▶ _GIVEN INSTRUCTION_: Keep the pictures out and restate every record exactly.

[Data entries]
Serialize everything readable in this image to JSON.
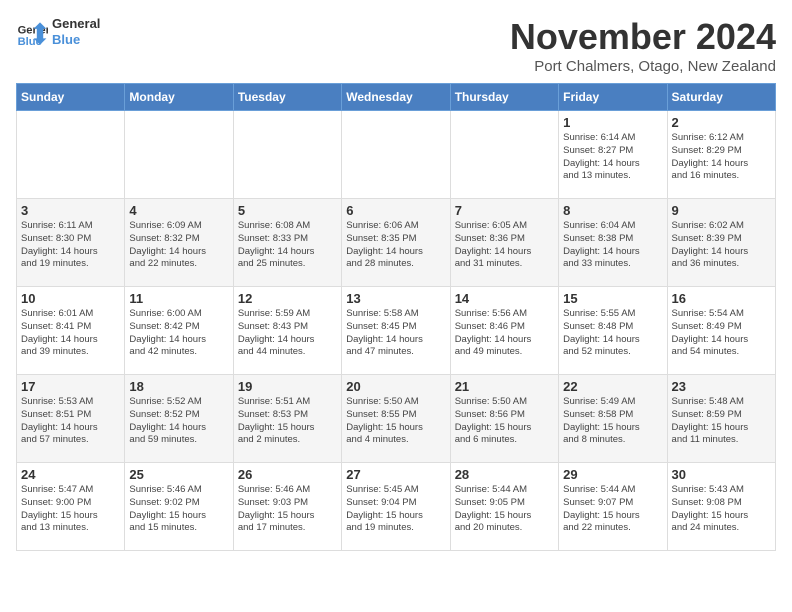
{
  "logo": {
    "line1": "General",
    "line2": "Blue"
  },
  "title": "November 2024",
  "location": "Port Chalmers, Otago, New Zealand",
  "days_of_week": [
    "Sunday",
    "Monday",
    "Tuesday",
    "Wednesday",
    "Thursday",
    "Friday",
    "Saturday"
  ],
  "weeks": [
    [
      {
        "day": "",
        "detail": ""
      },
      {
        "day": "",
        "detail": ""
      },
      {
        "day": "",
        "detail": ""
      },
      {
        "day": "",
        "detail": ""
      },
      {
        "day": "",
        "detail": ""
      },
      {
        "day": "1",
        "detail": "Sunrise: 6:14 AM\nSunset: 8:27 PM\nDaylight: 14 hours\nand 13 minutes."
      },
      {
        "day": "2",
        "detail": "Sunrise: 6:12 AM\nSunset: 8:29 PM\nDaylight: 14 hours\nand 16 minutes."
      }
    ],
    [
      {
        "day": "3",
        "detail": "Sunrise: 6:11 AM\nSunset: 8:30 PM\nDaylight: 14 hours\nand 19 minutes."
      },
      {
        "day": "4",
        "detail": "Sunrise: 6:09 AM\nSunset: 8:32 PM\nDaylight: 14 hours\nand 22 minutes."
      },
      {
        "day": "5",
        "detail": "Sunrise: 6:08 AM\nSunset: 8:33 PM\nDaylight: 14 hours\nand 25 minutes."
      },
      {
        "day": "6",
        "detail": "Sunrise: 6:06 AM\nSunset: 8:35 PM\nDaylight: 14 hours\nand 28 minutes."
      },
      {
        "day": "7",
        "detail": "Sunrise: 6:05 AM\nSunset: 8:36 PM\nDaylight: 14 hours\nand 31 minutes."
      },
      {
        "day": "8",
        "detail": "Sunrise: 6:04 AM\nSunset: 8:38 PM\nDaylight: 14 hours\nand 33 minutes."
      },
      {
        "day": "9",
        "detail": "Sunrise: 6:02 AM\nSunset: 8:39 PM\nDaylight: 14 hours\nand 36 minutes."
      }
    ],
    [
      {
        "day": "10",
        "detail": "Sunrise: 6:01 AM\nSunset: 8:41 PM\nDaylight: 14 hours\nand 39 minutes."
      },
      {
        "day": "11",
        "detail": "Sunrise: 6:00 AM\nSunset: 8:42 PM\nDaylight: 14 hours\nand 42 minutes."
      },
      {
        "day": "12",
        "detail": "Sunrise: 5:59 AM\nSunset: 8:43 PM\nDaylight: 14 hours\nand 44 minutes."
      },
      {
        "day": "13",
        "detail": "Sunrise: 5:58 AM\nSunset: 8:45 PM\nDaylight: 14 hours\nand 47 minutes."
      },
      {
        "day": "14",
        "detail": "Sunrise: 5:56 AM\nSunset: 8:46 PM\nDaylight: 14 hours\nand 49 minutes."
      },
      {
        "day": "15",
        "detail": "Sunrise: 5:55 AM\nSunset: 8:48 PM\nDaylight: 14 hours\nand 52 minutes."
      },
      {
        "day": "16",
        "detail": "Sunrise: 5:54 AM\nSunset: 8:49 PM\nDaylight: 14 hours\nand 54 minutes."
      }
    ],
    [
      {
        "day": "17",
        "detail": "Sunrise: 5:53 AM\nSunset: 8:51 PM\nDaylight: 14 hours\nand 57 minutes."
      },
      {
        "day": "18",
        "detail": "Sunrise: 5:52 AM\nSunset: 8:52 PM\nDaylight: 14 hours\nand 59 minutes."
      },
      {
        "day": "19",
        "detail": "Sunrise: 5:51 AM\nSunset: 8:53 PM\nDaylight: 15 hours\nand 2 minutes."
      },
      {
        "day": "20",
        "detail": "Sunrise: 5:50 AM\nSunset: 8:55 PM\nDaylight: 15 hours\nand 4 minutes."
      },
      {
        "day": "21",
        "detail": "Sunrise: 5:50 AM\nSunset: 8:56 PM\nDaylight: 15 hours\nand 6 minutes."
      },
      {
        "day": "22",
        "detail": "Sunrise: 5:49 AM\nSunset: 8:58 PM\nDaylight: 15 hours\nand 8 minutes."
      },
      {
        "day": "23",
        "detail": "Sunrise: 5:48 AM\nSunset: 8:59 PM\nDaylight: 15 hours\nand 11 minutes."
      }
    ],
    [
      {
        "day": "24",
        "detail": "Sunrise: 5:47 AM\nSunset: 9:00 PM\nDaylight: 15 hours\nand 13 minutes."
      },
      {
        "day": "25",
        "detail": "Sunrise: 5:46 AM\nSunset: 9:02 PM\nDaylight: 15 hours\nand 15 minutes."
      },
      {
        "day": "26",
        "detail": "Sunrise: 5:46 AM\nSunset: 9:03 PM\nDaylight: 15 hours\nand 17 minutes."
      },
      {
        "day": "27",
        "detail": "Sunrise: 5:45 AM\nSunset: 9:04 PM\nDaylight: 15 hours\nand 19 minutes."
      },
      {
        "day": "28",
        "detail": "Sunrise: 5:44 AM\nSunset: 9:05 PM\nDaylight: 15 hours\nand 20 minutes."
      },
      {
        "day": "29",
        "detail": "Sunrise: 5:44 AM\nSunset: 9:07 PM\nDaylight: 15 hours\nand 22 minutes."
      },
      {
        "day": "30",
        "detail": "Sunrise: 5:43 AM\nSunset: 9:08 PM\nDaylight: 15 hours\nand 24 minutes."
      }
    ]
  ]
}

▶ _RESULT BELOW_:
Serialize everything readable in this image to JSON.
{
  "logo": {
    "line1": "General",
    "line2": "Blue"
  },
  "title": "November 2024",
  "location": "Port Chalmers, Otago, New Zealand",
  "days_of_week": [
    "Sunday",
    "Monday",
    "Tuesday",
    "Wednesday",
    "Thursday",
    "Friday",
    "Saturday"
  ],
  "weeks": [
    [
      {
        "day": "",
        "detail": ""
      },
      {
        "day": "",
        "detail": ""
      },
      {
        "day": "",
        "detail": ""
      },
      {
        "day": "",
        "detail": ""
      },
      {
        "day": "",
        "detail": ""
      },
      {
        "day": "1",
        "detail": "Sunrise: 6:14 AM\nSunset: 8:27 PM\nDaylight: 14 hours\nand 13 minutes."
      },
      {
        "day": "2",
        "detail": "Sunrise: 6:12 AM\nSunset: 8:29 PM\nDaylight: 14 hours\nand 16 minutes."
      }
    ],
    [
      {
        "day": "3",
        "detail": "Sunrise: 6:11 AM\nSunset: 8:30 PM\nDaylight: 14 hours\nand 19 minutes."
      },
      {
        "day": "4",
        "detail": "Sunrise: 6:09 AM\nSunset: 8:32 PM\nDaylight: 14 hours\nand 22 minutes."
      },
      {
        "day": "5",
        "detail": "Sunrise: 6:08 AM\nSunset: 8:33 PM\nDaylight: 14 hours\nand 25 minutes."
      },
      {
        "day": "6",
        "detail": "Sunrise: 6:06 AM\nSunset: 8:35 PM\nDaylight: 14 hours\nand 28 minutes."
      },
      {
        "day": "7",
        "detail": "Sunrise: 6:05 AM\nSunset: 8:36 PM\nDaylight: 14 hours\nand 31 minutes."
      },
      {
        "day": "8",
        "detail": "Sunrise: 6:04 AM\nSunset: 8:38 PM\nDaylight: 14 hours\nand 33 minutes."
      },
      {
        "day": "9",
        "detail": "Sunrise: 6:02 AM\nSunset: 8:39 PM\nDaylight: 14 hours\nand 36 minutes."
      }
    ],
    [
      {
        "day": "10",
        "detail": "Sunrise: 6:01 AM\nSunset: 8:41 PM\nDaylight: 14 hours\nand 39 minutes."
      },
      {
        "day": "11",
        "detail": "Sunrise: 6:00 AM\nSunset: 8:42 PM\nDaylight: 14 hours\nand 42 minutes."
      },
      {
        "day": "12",
        "detail": "Sunrise: 5:59 AM\nSunset: 8:43 PM\nDaylight: 14 hours\nand 44 minutes."
      },
      {
        "day": "13",
        "detail": "Sunrise: 5:58 AM\nSunset: 8:45 PM\nDaylight: 14 hours\nand 47 minutes."
      },
      {
        "day": "14",
        "detail": "Sunrise: 5:56 AM\nSunset: 8:46 PM\nDaylight: 14 hours\nand 49 minutes."
      },
      {
        "day": "15",
        "detail": "Sunrise: 5:55 AM\nSunset: 8:48 PM\nDaylight: 14 hours\nand 52 minutes."
      },
      {
        "day": "16",
        "detail": "Sunrise: 5:54 AM\nSunset: 8:49 PM\nDaylight: 14 hours\nand 54 minutes."
      }
    ],
    [
      {
        "day": "17",
        "detail": "Sunrise: 5:53 AM\nSunset: 8:51 PM\nDaylight: 14 hours\nand 57 minutes."
      },
      {
        "day": "18",
        "detail": "Sunrise: 5:52 AM\nSunset: 8:52 PM\nDaylight: 14 hours\nand 59 minutes."
      },
      {
        "day": "19",
        "detail": "Sunrise: 5:51 AM\nSunset: 8:53 PM\nDaylight: 15 hours\nand 2 minutes."
      },
      {
        "day": "20",
        "detail": "Sunrise: 5:50 AM\nSunset: 8:55 PM\nDaylight: 15 hours\nand 4 minutes."
      },
      {
        "day": "21",
        "detail": "Sunrise: 5:50 AM\nSunset: 8:56 PM\nDaylight: 15 hours\nand 6 minutes."
      },
      {
        "day": "22",
        "detail": "Sunrise: 5:49 AM\nSunset: 8:58 PM\nDaylight: 15 hours\nand 8 minutes."
      },
      {
        "day": "23",
        "detail": "Sunrise: 5:48 AM\nSunset: 8:59 PM\nDaylight: 15 hours\nand 11 minutes."
      }
    ],
    [
      {
        "day": "24",
        "detail": "Sunrise: 5:47 AM\nSunset: 9:00 PM\nDaylight: 15 hours\nand 13 minutes."
      },
      {
        "day": "25",
        "detail": "Sunrise: 5:46 AM\nSunset: 9:02 PM\nDaylight: 15 hours\nand 15 minutes."
      },
      {
        "day": "26",
        "detail": "Sunrise: 5:46 AM\nSunset: 9:03 PM\nDaylight: 15 hours\nand 17 minutes."
      },
      {
        "day": "27",
        "detail": "Sunrise: 5:45 AM\nSunset: 9:04 PM\nDaylight: 15 hours\nand 19 minutes."
      },
      {
        "day": "28",
        "detail": "Sunrise: 5:44 AM\nSunset: 9:05 PM\nDaylight: 15 hours\nand 20 minutes."
      },
      {
        "day": "29",
        "detail": "Sunrise: 5:44 AM\nSunset: 9:07 PM\nDaylight: 15 hours\nand 22 minutes."
      },
      {
        "day": "30",
        "detail": "Sunrise: 5:43 AM\nSunset: 9:08 PM\nDaylight: 15 hours\nand 24 minutes."
      }
    ]
  ]
}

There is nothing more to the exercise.